— start of RECORDS FOR PROCESSING —

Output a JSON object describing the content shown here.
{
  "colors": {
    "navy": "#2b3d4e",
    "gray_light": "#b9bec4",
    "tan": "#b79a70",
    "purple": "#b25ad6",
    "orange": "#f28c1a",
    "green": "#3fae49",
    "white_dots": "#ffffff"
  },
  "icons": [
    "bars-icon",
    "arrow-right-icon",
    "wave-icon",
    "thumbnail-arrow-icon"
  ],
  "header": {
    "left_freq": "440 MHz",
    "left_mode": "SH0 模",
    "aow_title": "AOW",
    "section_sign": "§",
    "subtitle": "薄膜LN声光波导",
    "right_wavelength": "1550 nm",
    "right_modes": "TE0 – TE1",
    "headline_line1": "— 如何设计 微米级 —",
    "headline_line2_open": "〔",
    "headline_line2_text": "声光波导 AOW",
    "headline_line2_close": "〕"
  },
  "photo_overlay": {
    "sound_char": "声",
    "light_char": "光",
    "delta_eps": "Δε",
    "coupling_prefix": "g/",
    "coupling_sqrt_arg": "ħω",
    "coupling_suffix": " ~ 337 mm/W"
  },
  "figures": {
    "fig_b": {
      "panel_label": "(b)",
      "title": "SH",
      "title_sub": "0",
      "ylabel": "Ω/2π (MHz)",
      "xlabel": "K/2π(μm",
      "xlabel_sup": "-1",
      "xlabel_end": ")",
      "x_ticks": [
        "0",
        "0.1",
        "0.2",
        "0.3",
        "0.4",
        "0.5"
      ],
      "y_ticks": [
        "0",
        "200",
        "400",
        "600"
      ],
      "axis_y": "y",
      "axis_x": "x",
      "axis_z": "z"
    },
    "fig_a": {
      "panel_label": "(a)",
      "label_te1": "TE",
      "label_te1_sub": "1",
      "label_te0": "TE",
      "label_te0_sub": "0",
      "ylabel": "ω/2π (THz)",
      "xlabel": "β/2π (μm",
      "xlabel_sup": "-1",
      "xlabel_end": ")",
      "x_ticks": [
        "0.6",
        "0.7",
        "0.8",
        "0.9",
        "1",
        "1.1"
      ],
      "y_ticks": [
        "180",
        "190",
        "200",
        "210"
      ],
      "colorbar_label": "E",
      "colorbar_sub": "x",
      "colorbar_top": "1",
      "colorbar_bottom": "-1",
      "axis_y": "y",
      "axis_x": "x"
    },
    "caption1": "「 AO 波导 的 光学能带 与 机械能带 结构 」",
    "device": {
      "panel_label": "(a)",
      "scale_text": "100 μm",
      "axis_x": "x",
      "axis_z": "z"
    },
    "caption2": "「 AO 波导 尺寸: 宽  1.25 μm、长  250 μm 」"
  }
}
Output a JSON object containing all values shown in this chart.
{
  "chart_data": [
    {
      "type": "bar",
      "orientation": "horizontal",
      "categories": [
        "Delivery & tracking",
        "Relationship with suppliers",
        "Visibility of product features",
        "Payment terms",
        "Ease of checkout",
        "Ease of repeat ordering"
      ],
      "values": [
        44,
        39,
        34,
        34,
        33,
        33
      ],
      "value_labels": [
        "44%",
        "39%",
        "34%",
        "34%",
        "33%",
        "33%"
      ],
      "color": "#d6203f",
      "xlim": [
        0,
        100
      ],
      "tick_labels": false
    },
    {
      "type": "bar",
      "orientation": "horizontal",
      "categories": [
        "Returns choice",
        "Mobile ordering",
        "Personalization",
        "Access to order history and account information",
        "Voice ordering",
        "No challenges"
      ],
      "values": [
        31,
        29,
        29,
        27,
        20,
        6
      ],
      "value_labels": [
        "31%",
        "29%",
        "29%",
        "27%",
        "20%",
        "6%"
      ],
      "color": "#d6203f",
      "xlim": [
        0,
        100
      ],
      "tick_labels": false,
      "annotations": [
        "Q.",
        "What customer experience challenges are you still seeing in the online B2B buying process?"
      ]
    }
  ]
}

— end of RECORDS FOR PROCESSING —

SET PROBLEM.
Using the listing above, please repeat every entry exactly.

EXERCISE OUTPUT.
Output a JSON object describing the content shown here.
{
  "colors": {
    "navy": "#2b3d4e",
    "gray_light": "#b9bec4",
    "tan": "#b79a70",
    "purple": "#b25ad6",
    "orange": "#f28c1a",
    "green": "#3fae49",
    "white_dots": "#ffffff"
  },
  "icons": [
    "bars-icon",
    "arrow-right-icon",
    "wave-icon",
    "thumbnail-arrow-icon"
  ],
  "header": {
    "left_freq": "440 MHz",
    "left_mode": "SH0 模",
    "aow_title": "AOW",
    "section_sign": "§",
    "subtitle": "薄膜LN声光波导",
    "right_wavelength": "1550 nm",
    "right_modes": "TE0 – TE1",
    "headline_line1": "— 如何设计 微米级 —",
    "headline_line2_open": "〔",
    "headline_line2_text": "声光波导 AOW",
    "headline_line2_close": "〕"
  },
  "photo_overlay": {
    "sound_char": "声",
    "light_char": "光",
    "delta_eps": "Δε",
    "coupling_prefix": "g/",
    "coupling_sqrt_arg": "ħω",
    "coupling_suffix": " ~ 337 mm/W"
  },
  "figures": {
    "fig_b": {
      "panel_label": "(b)",
      "title": "SH",
      "title_sub": "0",
      "ylabel": "Ω/2π (MHz)",
      "xlabel": "K/2π(μm",
      "xlabel_sup": "-1",
      "xlabel_end": ")",
      "x_ticks": [
        "0",
        "0.1",
        "0.2",
        "0.3",
        "0.4",
        "0.5"
      ],
      "y_ticks": [
        "0",
        "200",
        "400",
        "600"
      ],
      "axis_y": "y",
      "axis_x": "x",
      "axis_z": "z"
    },
    "fig_a": {
      "panel_label": "(a)",
      "label_te1": "TE",
      "label_te1_sub": "1",
      "label_te0": "TE",
      "label_te0_sub": "0",
      "ylabel": "ω/2π (THz)",
      "xlabel": "β/2π (μm",
      "xlabel_sup": "-1",
      "xlabel_end": ")",
      "x_ticks": [
        "0.6",
        "0.7",
        "0.8",
        "0.9",
        "1",
        "1.1"
      ],
      "y_ticks": [
        "180",
        "190",
        "200",
        "210"
      ],
      "colorbar_label": "E",
      "colorbar_sub": "x",
      "colorbar_top": "1",
      "colorbar_bottom": "-1",
      "axis_y": "y",
      "axis_x": "x"
    },
    "caption1": "「 AO 波导 的 光学能带 与 机械能带 结构 」",
    "device": {
      "panel_label": "(a)",
      "scale_text": "100 μm",
      "axis_x": "x",
      "axis_z": "z"
    },
    "caption2": "「 AO 波导 尺寸: 宽  1.25 μm、长  250 μm 」"
  }
}
Output a JSON object containing all values shown in this chart.
{
  "chart_data": [
    {
      "type": "bar",
      "orientation": "horizontal",
      "categories": [
        "Delivery & tracking",
        "Relationship with suppliers",
        "Visibility of product features",
        "Payment terms",
        "Ease of checkout",
        "Ease of repeat ordering"
      ],
      "values": [
        44,
        39,
        34,
        34,
        33,
        33
      ],
      "value_labels": [
        "44%",
        "39%",
        "34%",
        "34%",
        "33%",
        "33%"
      ],
      "color": "#d6203f",
      "xlim": [
        0,
        100
      ],
      "tick_labels": false
    },
    {
      "type": "bar",
      "orientation": "horizontal",
      "categories": [
        "Returns choice",
        "Mobile ordering",
        "Personalization",
        "Access to order history and account information",
        "Voice ordering",
        "No challenges"
      ],
      "values": [
        31,
        29,
        29,
        27,
        20,
        6
      ],
      "value_labels": [
        "31%",
        "29%",
        "29%",
        "27%",
        "20%",
        "6%"
      ],
      "color": "#d6203f",
      "xlim": [
        0,
        100
      ],
      "tick_labels": false,
      "annotations": [
        "Q.",
        "What customer experience challenges are you still seeing in the online B2B buying process?"
      ]
    }
  ]
}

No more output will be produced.